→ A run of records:

----------

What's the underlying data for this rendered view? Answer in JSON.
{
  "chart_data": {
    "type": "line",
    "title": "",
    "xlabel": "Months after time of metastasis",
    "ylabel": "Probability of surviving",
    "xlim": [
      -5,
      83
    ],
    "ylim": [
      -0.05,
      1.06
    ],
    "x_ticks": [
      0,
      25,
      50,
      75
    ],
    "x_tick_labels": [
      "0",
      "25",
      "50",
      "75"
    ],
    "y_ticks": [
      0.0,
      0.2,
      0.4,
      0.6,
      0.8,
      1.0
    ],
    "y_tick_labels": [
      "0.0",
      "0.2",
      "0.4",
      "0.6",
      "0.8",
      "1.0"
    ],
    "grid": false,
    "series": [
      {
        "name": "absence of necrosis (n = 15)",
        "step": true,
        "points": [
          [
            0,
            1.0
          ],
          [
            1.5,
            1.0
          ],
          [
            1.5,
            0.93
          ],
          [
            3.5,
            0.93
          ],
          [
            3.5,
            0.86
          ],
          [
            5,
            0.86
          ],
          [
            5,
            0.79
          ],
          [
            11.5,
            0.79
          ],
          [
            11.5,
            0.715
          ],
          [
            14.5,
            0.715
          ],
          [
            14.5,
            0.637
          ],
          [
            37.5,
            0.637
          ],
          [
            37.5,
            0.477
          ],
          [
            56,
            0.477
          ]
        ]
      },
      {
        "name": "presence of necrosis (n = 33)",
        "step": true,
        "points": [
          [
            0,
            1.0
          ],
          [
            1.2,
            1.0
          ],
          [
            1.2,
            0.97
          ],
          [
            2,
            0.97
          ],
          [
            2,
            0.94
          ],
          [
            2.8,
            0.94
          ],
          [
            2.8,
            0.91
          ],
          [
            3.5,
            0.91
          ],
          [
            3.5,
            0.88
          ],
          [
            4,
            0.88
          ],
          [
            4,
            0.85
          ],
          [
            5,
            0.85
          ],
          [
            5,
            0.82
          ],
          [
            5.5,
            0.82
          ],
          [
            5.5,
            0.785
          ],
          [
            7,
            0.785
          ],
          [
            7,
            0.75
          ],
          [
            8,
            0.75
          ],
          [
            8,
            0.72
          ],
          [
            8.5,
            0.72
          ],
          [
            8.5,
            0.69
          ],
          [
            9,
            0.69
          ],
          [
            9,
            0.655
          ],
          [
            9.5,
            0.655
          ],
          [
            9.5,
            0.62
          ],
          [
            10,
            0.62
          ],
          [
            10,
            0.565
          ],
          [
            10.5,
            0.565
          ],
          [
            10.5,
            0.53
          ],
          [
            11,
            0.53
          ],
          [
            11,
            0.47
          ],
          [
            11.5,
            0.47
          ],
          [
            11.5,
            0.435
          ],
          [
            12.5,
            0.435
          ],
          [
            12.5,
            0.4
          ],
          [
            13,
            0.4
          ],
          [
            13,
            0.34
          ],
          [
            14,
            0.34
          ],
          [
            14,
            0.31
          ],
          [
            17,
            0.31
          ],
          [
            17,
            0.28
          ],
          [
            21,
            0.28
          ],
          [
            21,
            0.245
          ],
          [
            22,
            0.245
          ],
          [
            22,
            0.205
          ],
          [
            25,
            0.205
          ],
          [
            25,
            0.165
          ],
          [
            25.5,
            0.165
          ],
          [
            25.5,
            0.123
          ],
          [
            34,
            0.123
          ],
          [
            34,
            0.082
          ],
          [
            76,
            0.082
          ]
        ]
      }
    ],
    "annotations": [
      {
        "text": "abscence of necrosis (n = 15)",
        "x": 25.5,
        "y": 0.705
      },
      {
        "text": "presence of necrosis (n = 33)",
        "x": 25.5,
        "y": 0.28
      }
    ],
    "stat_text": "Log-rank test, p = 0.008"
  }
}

----------

→ SHORT TASK:
Every entry should be output exactly as written, please.

→ ANSWER TO THIS TASK:
What's the underlying data for this rendered view? Answer in JSON.
{
  "chart_data": {
    "type": "line",
    "title": "",
    "xlabel": "Months after time of metastasis",
    "ylabel": "Probability of surviving",
    "xlim": [
      -5,
      83
    ],
    "ylim": [
      -0.05,
      1.06
    ],
    "x_ticks": [
      0,
      25,
      50,
      75
    ],
    "x_tick_labels": [
      "0",
      "25",
      "50",
      "75"
    ],
    "y_ticks": [
      0.0,
      0.2,
      0.4,
      0.6,
      0.8,
      1.0
    ],
    "y_tick_labels": [
      "0.0",
      "0.2",
      "0.4",
      "0.6",
      "0.8",
      "1.0"
    ],
    "grid": false,
    "series": [
      {
        "name": "absence of necrosis (n = 15)",
        "step": true,
        "points": [
          [
            0,
            1.0
          ],
          [
            1.5,
            1.0
          ],
          [
            1.5,
            0.93
          ],
          [
            3.5,
            0.93
          ],
          [
            3.5,
            0.86
          ],
          [
            5,
            0.86
          ],
          [
            5,
            0.79
          ],
          [
            11.5,
            0.79
          ],
          [
            11.5,
            0.715
          ],
          [
            14.5,
            0.715
          ],
          [
            14.5,
            0.637
          ],
          [
            37.5,
            0.637
          ],
          [
            37.5,
            0.477
          ],
          [
            56,
            0.477
          ]
        ]
      },
      {
        "name": "presence of necrosis (n = 33)",
        "step": true,
        "points": [
          [
            0,
            1.0
          ],
          [
            1.2,
            1.0
          ],
          [
            1.2,
            0.97
          ],
          [
            2,
            0.97
          ],
          [
            2,
            0.94
          ],
          [
            2.8,
            0.94
          ],
          [
            2.8,
            0.91
          ],
          [
            3.5,
            0.91
          ],
          [
            3.5,
            0.88
          ],
          [
            4,
            0.88
          ],
          [
            4,
            0.85
          ],
          [
            5,
            0.85
          ],
          [
            5,
            0.82
          ],
          [
            5.5,
            0.82
          ],
          [
            5.5,
            0.785
          ],
          [
            7,
            0.785
          ],
          [
            7,
            0.75
          ],
          [
            8,
            0.75
          ],
          [
            8,
            0.72
          ],
          [
            8.5,
            0.72
          ],
          [
            8.5,
            0.69
          ],
          [
            9,
            0.69
          ],
          [
            9,
            0.655
          ],
          [
            9.5,
            0.655
          ],
          [
            9.5,
            0.62
          ],
          [
            10,
            0.62
          ],
          [
            10,
            0.565
          ],
          [
            10.5,
            0.565
          ],
          [
            10.5,
            0.53
          ],
          [
            11,
            0.53
          ],
          [
            11,
            0.47
          ],
          [
            11.5,
            0.47
          ],
          [
            11.5,
            0.435
          ],
          [
            12.5,
            0.435
          ],
          [
            12.5,
            0.4
          ],
          [
            13,
            0.4
          ],
          [
            13,
            0.34
          ],
          [
            14,
            0.34
          ],
          [
            14,
            0.31
          ],
          [
            17,
            0.31
          ],
          [
            17,
            0.28
          ],
          [
            21,
            0.28
          ],
          [
            21,
            0.245
          ],
          [
            22,
            0.245
          ],
          [
            22,
            0.205
          ],
          [
            25,
            0.205
          ],
          [
            25,
            0.165
          ],
          [
            25.5,
            0.165
          ],
          [
            25.5,
            0.123
          ],
          [
            34,
            0.123
          ],
          [
            34,
            0.082
          ],
          [
            76,
            0.082
          ]
        ]
      }
    ],
    "annotations": [
      {
        "text": "abscence of necrosis (n = 15)",
        "x": 25.5,
        "y": 0.705
      },
      {
        "text": "presence of necrosis (n = 33)",
        "x": 25.5,
        "y": 0.28
      }
    ],
    "stat_text": "Log-rank test, p = 0.008"
  }
}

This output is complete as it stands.